Exercise brief :: Using the records that follow, copy every line containing the word "number".

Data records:
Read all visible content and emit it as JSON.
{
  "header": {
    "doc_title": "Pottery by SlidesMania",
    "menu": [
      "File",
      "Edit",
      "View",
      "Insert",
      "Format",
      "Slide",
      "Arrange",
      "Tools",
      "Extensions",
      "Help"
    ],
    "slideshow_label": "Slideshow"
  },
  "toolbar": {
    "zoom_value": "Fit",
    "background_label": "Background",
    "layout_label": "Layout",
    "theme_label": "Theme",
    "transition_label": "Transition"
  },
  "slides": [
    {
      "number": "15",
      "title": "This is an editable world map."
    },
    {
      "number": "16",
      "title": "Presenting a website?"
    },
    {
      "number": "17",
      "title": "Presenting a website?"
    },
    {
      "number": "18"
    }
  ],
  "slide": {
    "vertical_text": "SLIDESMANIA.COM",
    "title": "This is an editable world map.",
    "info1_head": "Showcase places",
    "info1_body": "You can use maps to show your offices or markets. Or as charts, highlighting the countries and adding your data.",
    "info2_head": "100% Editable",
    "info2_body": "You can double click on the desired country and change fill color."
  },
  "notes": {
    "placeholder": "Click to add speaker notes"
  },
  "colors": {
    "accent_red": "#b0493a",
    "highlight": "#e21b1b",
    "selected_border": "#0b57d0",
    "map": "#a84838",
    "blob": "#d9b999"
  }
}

Answer in full ::
      "number": "15",
      "number": "16",
      "number": "17",
      "number": "18"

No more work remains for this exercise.